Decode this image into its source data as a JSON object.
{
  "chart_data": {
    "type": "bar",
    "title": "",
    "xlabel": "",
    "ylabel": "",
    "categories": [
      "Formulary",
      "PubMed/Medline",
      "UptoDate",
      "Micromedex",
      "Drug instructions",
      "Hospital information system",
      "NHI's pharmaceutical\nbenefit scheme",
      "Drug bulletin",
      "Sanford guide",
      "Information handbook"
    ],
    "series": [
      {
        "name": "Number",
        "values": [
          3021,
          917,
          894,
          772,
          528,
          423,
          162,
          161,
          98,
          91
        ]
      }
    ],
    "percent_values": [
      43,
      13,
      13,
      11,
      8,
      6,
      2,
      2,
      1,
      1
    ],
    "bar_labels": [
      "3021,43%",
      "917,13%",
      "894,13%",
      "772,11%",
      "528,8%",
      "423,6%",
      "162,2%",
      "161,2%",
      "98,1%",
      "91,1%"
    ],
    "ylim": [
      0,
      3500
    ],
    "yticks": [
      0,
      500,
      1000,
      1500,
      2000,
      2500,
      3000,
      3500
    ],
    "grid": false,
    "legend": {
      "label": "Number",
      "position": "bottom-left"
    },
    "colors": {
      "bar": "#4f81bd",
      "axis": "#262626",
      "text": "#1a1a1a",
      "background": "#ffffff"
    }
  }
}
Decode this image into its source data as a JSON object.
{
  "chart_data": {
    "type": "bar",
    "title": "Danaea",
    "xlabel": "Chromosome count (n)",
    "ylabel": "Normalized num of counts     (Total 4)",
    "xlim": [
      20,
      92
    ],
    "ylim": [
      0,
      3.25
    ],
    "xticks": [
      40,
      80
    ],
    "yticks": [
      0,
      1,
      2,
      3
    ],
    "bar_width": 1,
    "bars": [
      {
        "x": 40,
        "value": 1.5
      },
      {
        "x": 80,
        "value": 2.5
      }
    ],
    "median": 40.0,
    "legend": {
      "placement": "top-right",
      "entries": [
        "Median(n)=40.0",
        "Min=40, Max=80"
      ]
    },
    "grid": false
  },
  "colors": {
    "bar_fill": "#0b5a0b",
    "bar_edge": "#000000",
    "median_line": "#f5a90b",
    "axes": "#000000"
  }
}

### REQUEST:
All of the data must be returned exactly.

### RESPONSE TO THE EXERCISE:
Decode this image into its source data as a JSON object.
{
  "chart_data": {
    "type": "bar",
    "title": "",
    "xlabel": "",
    "ylabel": "",
    "categories": [
      "Formulary",
      "PubMed/Medline",
      "UptoDate",
      "Micromedex",
      "Drug instructions",
      "Hospital information system",
      "NHI's pharmaceutical\nbenefit scheme",
      "Drug bulletin",
      "Sanford guide",
      "Information handbook"
    ],
    "series": [
      {
        "name": "Number",
        "values": [
          3021,
          917,
          894,
          772,
          528,
          423,
          162,
          161,
          98,
          91
        ]
      }
    ],
    "percent_values": [
      43,
      13,
      13,
      11,
      8,
      6,
      2,
      2,
      1,
      1
    ],
    "bar_labels": [
      "3021,43%",
      "917,13%",
      "894,13%",
      "772,11%",
      "528,8%",
      "423,6%",
      "162,2%",
      "161,2%",
      "98,1%",
      "91,1%"
    ],
    "ylim": [
      0,
      3500
    ],
    "yticks": [
      0,
      500,
      1000,
      1500,
      2000,
      2500,
      3000,
      3500
    ],
    "grid": false,
    "legend": {
      "label": "Number",
      "position": "bottom-left"
    },
    "colors": {
      "bar": "#4f81bd",
      "axis": "#262626",
      "text": "#1a1a1a",
      "background": "#ffffff"
    }
  }
}
Decode this image into its source data as a JSON object.
{
  "chart_data": {
    "type": "bar",
    "title": "Danaea",
    "xlabel": "Chromosome count (n)",
    "ylabel": "Normalized num of counts     (Total 4)",
    "xlim": [
      20,
      92
    ],
    "ylim": [
      0,
      3.25
    ],
    "xticks": [
      40,
      80
    ],
    "yticks": [
      0,
      1,
      2,
      3
    ],
    "bar_width": 1,
    "bars": [
      {
        "x": 40,
        "value": 1.5
      },
      {
        "x": 80,
        "value": 2.5
      }
    ],
    "median": 40.0,
    "legend": {
      "placement": "top-right",
      "entries": [
        "Median(n)=40.0",
        "Min=40, Max=80"
      ]
    },
    "grid": false
  },
  "colors": {
    "bar_fill": "#0b5a0b",
    "bar_edge": "#000000",
    "median_line": "#f5a90b",
    "axes": "#000000"
  }
}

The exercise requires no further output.